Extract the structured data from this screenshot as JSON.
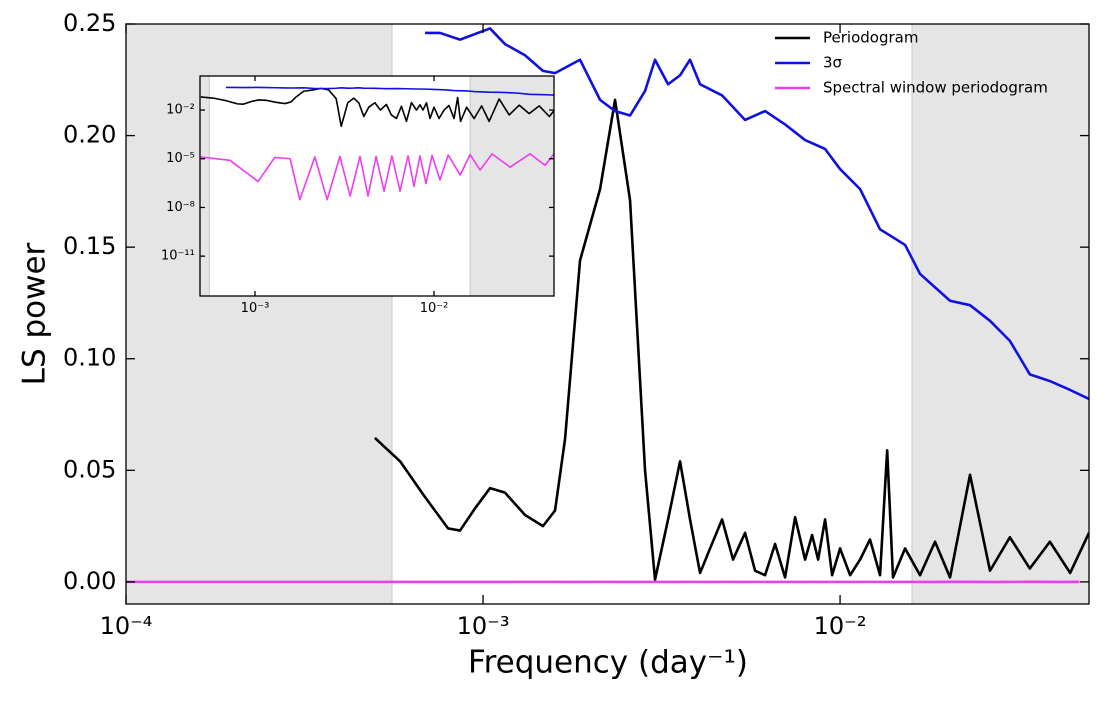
{
  "chart_data": {
    "type": "line",
    "xlabel": "Frequency (day⁻¹)",
    "ylabel": "LS power",
    "xscale": "log",
    "xlim": [
      0.0001,
      0.0498
    ],
    "ylim": [
      -0.0099,
      0.25
    ],
    "xticks": [
      {
        "value": 0.0001,
        "label": "10⁻⁴"
      },
      {
        "value": 0.001,
        "label": "10⁻³"
      },
      {
        "value": 0.01,
        "label": "10⁻²"
      }
    ],
    "yticks": [
      {
        "value": 0,
        "label": "0.00"
      },
      {
        "value": 0.05,
        "label": "0.05"
      },
      {
        "value": 0.1,
        "label": "0.10"
      },
      {
        "value": 0.15,
        "label": "0.15"
      },
      {
        "value": 0.2,
        "label": "0.20"
      },
      {
        "value": 0.25,
        "label": "0.25"
      }
    ],
    "shaded_regions": [
      [
        0.0001,
        0.000556
      ],
      [
        0.0159,
        0.0498
      ]
    ],
    "legend": "upper right",
    "series": [
      {
        "name": "Periodogram",
        "color": "#000000",
        "x": [
          0.000498,
          0.000586,
          0.000688,
          0.000798,
          0.000862,
          0.00095,
          0.001046,
          0.001152,
          0.001311,
          0.001472,
          0.001591,
          0.001697,
          0.001869,
          0.002127,
          0.002343,
          0.002581,
          0.002843,
          0.003032,
          0.003298,
          0.003563,
          0.0038,
          0.004054,
          0.004324,
          0.004673,
          0.005016,
          0.00542,
          0.00578,
          0.006165,
          0.006576,
          0.007015,
          0.007482,
          0.00798,
          0.00835,
          0.00868,
          0.00908,
          0.0095,
          0.01,
          0.01067,
          0.01138,
          0.01213,
          0.01294,
          0.01355,
          0.01407,
          0.01521,
          0.01675,
          0.01845,
          0.02032,
          0.02312,
          0.0263,
          0.0299,
          0.034,
          0.0387,
          0.0441,
          0.0498
        ],
        "values": [
          0.0645,
          0.054,
          0.038,
          0.024,
          0.023,
          0.033,
          0.042,
          0.04,
          0.03,
          0.025,
          0.032,
          0.064,
          0.144,
          0.176,
          0.216,
          0.171,
          0.05,
          0.001,
          0.028,
          0.054,
          0.028,
          0.004,
          0.015,
          0.028,
          0.01,
          0.022,
          0.005,
          0.003,
          0.017,
          0.002,
          0.029,
          0.01,
          0.021,
          0.01,
          0.028,
          0.003,
          0.015,
          0.003,
          0.01,
          0.019,
          0.003,
          0.059,
          0.002,
          0.015,
          0.003,
          0.018,
          0.002,
          0.048,
          0.005,
          0.02,
          0.006,
          0.018,
          0.004,
          0.022
        ]
      },
      {
        "name": "3σ",
        "color": "#1010e0",
        "x": [
          0.000688,
          0.000758,
          0.000862,
          0.001046,
          0.001152,
          0.001311,
          0.001472,
          0.001591,
          0.001869,
          0.002127,
          0.002343,
          0.002581,
          0.002843,
          0.003032,
          0.003298,
          0.003563,
          0.0038,
          0.004054,
          0.004673,
          0.00542,
          0.006165,
          0.007015,
          0.00798,
          0.00908,
          0.01,
          0.01138,
          0.01294,
          0.01521,
          0.01675,
          0.02032,
          0.02312,
          0.0263,
          0.0299,
          0.034,
          0.0387,
          0.0441,
          0.0498
        ],
        "values": [
          0.246,
          0.246,
          0.243,
          0.248,
          0.241,
          0.236,
          0.229,
          0.228,
          0.234,
          0.216,
          0.211,
          0.209,
          0.22,
          0.234,
          0.223,
          0.227,
          0.234,
          0.223,
          0.218,
          0.207,
          0.211,
          0.205,
          0.198,
          0.194,
          0.185,
          0.176,
          0.158,
          0.151,
          0.138,
          0.126,
          0.124,
          0.117,
          0.108,
          0.093,
          0.09,
          0.086,
          0.082
        ]
      },
      {
        "name": "Spectral window periodogram",
        "color": "#f03cf0",
        "x": [
          0.0001,
          0.000493,
          0.000725,
          0.00104,
          0.00129,
          0.00157,
          0.00178,
          0.00216,
          0.00253,
          0.00298,
          0.0034,
          0.00386,
          0.00428,
          0.00475,
          0.00526,
          0.00582,
          0.00646,
          0.00716,
          0.00773,
          0.00835,
          0.00902,
          0.00975,
          0.0108,
          0.012,
          0.014,
          0.0159,
          0.0181,
          0.0211,
          0.0266,
          0.0344,
          0.0417,
          0.0468
        ],
        "values": [
          1.3e-05,
          1.3e-05,
          8e-06,
          4e-07,
          1.2e-05,
          1e-05,
          3e-08,
          1.3e-05,
          3e-08,
          1.4e-05,
          5e-08,
          1.4e-05,
          5e-08,
          1.4e-05,
          1e-07,
          1.5e-05,
          1e-07,
          1.5e-05,
          2e-07,
          1.5e-05,
          3e-07,
          1.6e-05,
          5e-07,
          1.7e-05,
          1e-06,
          1.8e-05,
          2e-06,
          2e-05,
          3e-06,
          2e-05,
          4e-06,
          2e-05
        ]
      }
    ],
    "inset": {
      "xscale": "log",
      "yscale": "log",
      "xlim": [
        0.000493,
        0.0468
      ],
      "ylim": [
        3.5e-14,
        1.25
      ],
      "xticks": [
        {
          "value": 0.001,
          "label": "10⁻³"
        },
        {
          "value": 0.01,
          "label": "10⁻²"
        }
      ],
      "yticks": [
        {
          "value": 0.01,
          "label": "10⁻²"
        },
        {
          "value": 1e-05,
          "label": "10⁻⁵"
        },
        {
          "value": 1e-08,
          "label": "10⁻⁸"
        },
        {
          "value": 1e-11,
          "label": "10⁻¹¹"
        }
      ]
    }
  }
}
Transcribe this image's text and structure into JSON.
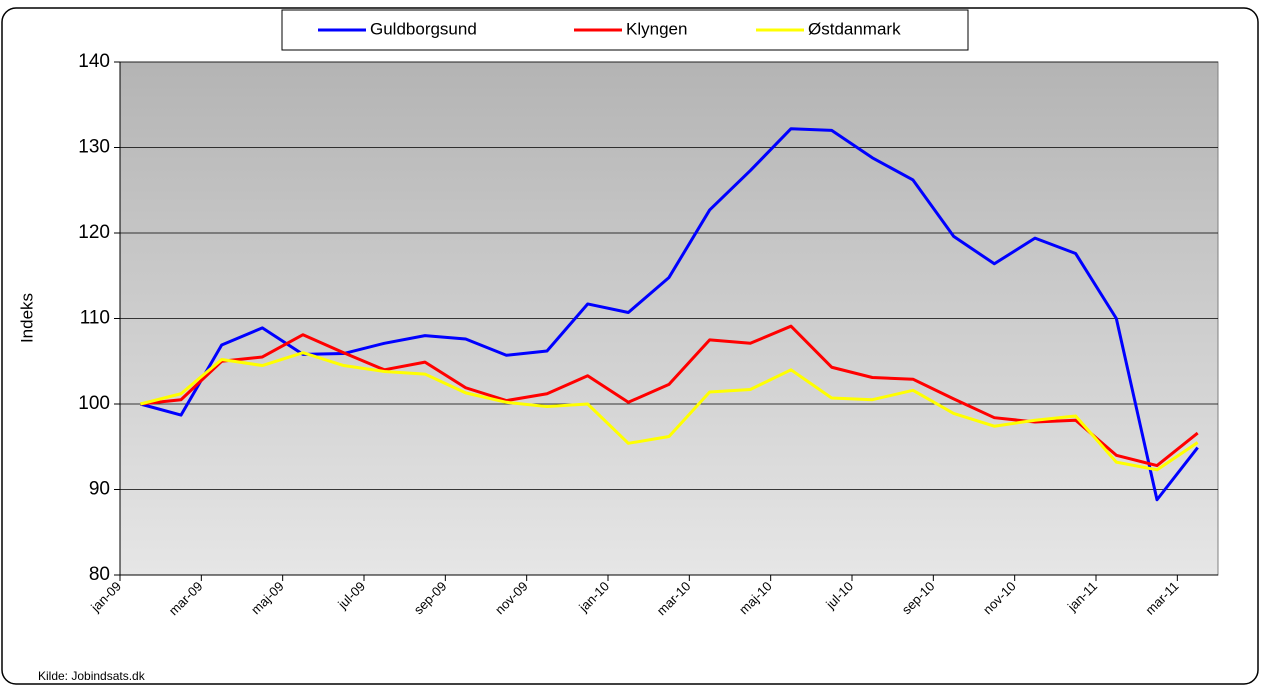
{
  "chart_data": {
    "type": "line",
    "y_label": "Indeks",
    "source": "Kilde: Jobindsats.dk",
    "categories": [
      "jan-09",
      null,
      "mar-09",
      null,
      "maj-09",
      null,
      "jul-09",
      null,
      "sep-09",
      null,
      "nov-09",
      null,
      "jan-10",
      null,
      "mar-10",
      null,
      "maj-10",
      null,
      "jul-10",
      null,
      "sep-10",
      null,
      "nov-10",
      null,
      "jan-11",
      null,
      "mar-11"
    ],
    "series": [
      {
        "name": "Guldborgsund",
        "color": "#0000ff",
        "values": [
          100,
          98.7,
          106.9,
          108.9,
          105.8,
          105.9,
          107.1,
          108,
          107.6,
          105.7,
          106.2,
          111.7,
          110.7,
          114.8,
          122.7,
          127.3,
          132.2,
          132,
          128.8,
          126.2,
          119.6,
          116.4,
          119.4,
          117.6,
          110,
          88.8,
          94.9
        ]
      },
      {
        "name": "Klyngen",
        "color": "#ff0000",
        "values": [
          100,
          100.5,
          105,
          105.5,
          108.1,
          106,
          104,
          104.9,
          101.9,
          100.4,
          101.2,
          103.3,
          100.2,
          102.3,
          107.5,
          107.1,
          109.1,
          104.3,
          103.1,
          102.9,
          100.6,
          98.4,
          97.9,
          98.1,
          94,
          92.8,
          96.6
        ]
      },
      {
        "name": "Østdanmark",
        "color": "#ffff00",
        "values": [
          100,
          101.2,
          105.2,
          104.5,
          106,
          104.5,
          103.8,
          103.5,
          101.3,
          100.2,
          99.7,
          100,
          95.4,
          96.2,
          101.4,
          101.7,
          104,
          100.7,
          100.5,
          101.6,
          98.9,
          97.4,
          98.1,
          98.6,
          93.2,
          92.3,
          95.5
        ]
      }
    ],
    "ylim": [
      80,
      140
    ],
    "yticks": [
      80,
      90,
      100,
      110,
      120,
      130,
      140
    ],
    "grid": true
  }
}
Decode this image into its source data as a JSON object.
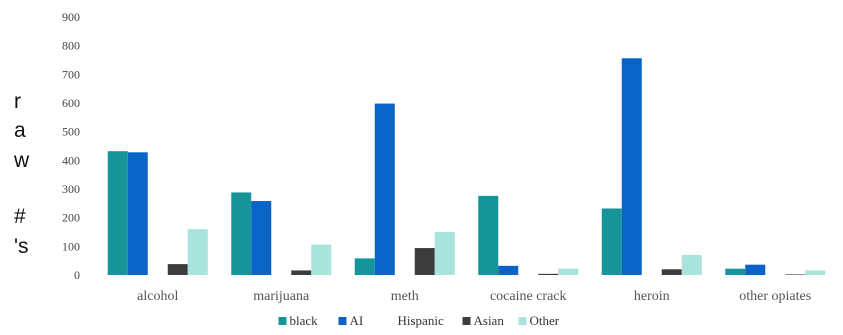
{
  "chart_data": {
    "type": "bar",
    "categories": [
      "alcohol",
      "marijuana",
      "meth",
      "cocaine crack",
      "heroin",
      "other opiates"
    ],
    "series": [
      {
        "name": "black",
        "color": "#15959a",
        "values": [
          432,
          288,
          58,
          276,
          232,
          22
        ]
      },
      {
        "name": "AI",
        "color": "#0a63c6",
        "values": [
          428,
          258,
          598,
          32,
          756,
          36
        ]
      },
      {
        "name": "Hispanic",
        "color": "#ffffff",
        "values": [
          0,
          0,
          0,
          0,
          0,
          0
        ]
      },
      {
        "name": "Asian",
        "color": "#3c3c3c",
        "values": [
          38,
          16,
          94,
          4,
          20,
          2
        ]
      },
      {
        "name": "Other",
        "color": "#a8e3dc",
        "values": [
          160,
          106,
          150,
          22,
          70,
          16
        ]
      }
    ],
    "yticks": [
      "0",
      "100",
      "200",
      "300",
      "400",
      "500",
      "600",
      "700",
      "800",
      "900"
    ],
    "ylabel": "r a w # 's",
    "ylim": [
      0,
      900
    ],
    "legend_position": "bottom"
  }
}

**Task details**
Read the lines above. Gather those in which the string "color" is found.

**Output of the task**
        "color": "#000000",
        "color": "#1010e0",
        "color": "#f03cf0",
        "color": "#0000ff",
        "color": "#ff0000",
        "color": "#ffff00",
        "color": "#15959a",
        "color": "#0a63c6",
        "color": "#ffffff",
        "color": "#3c3c3c",
        "color": "#a8e3dc",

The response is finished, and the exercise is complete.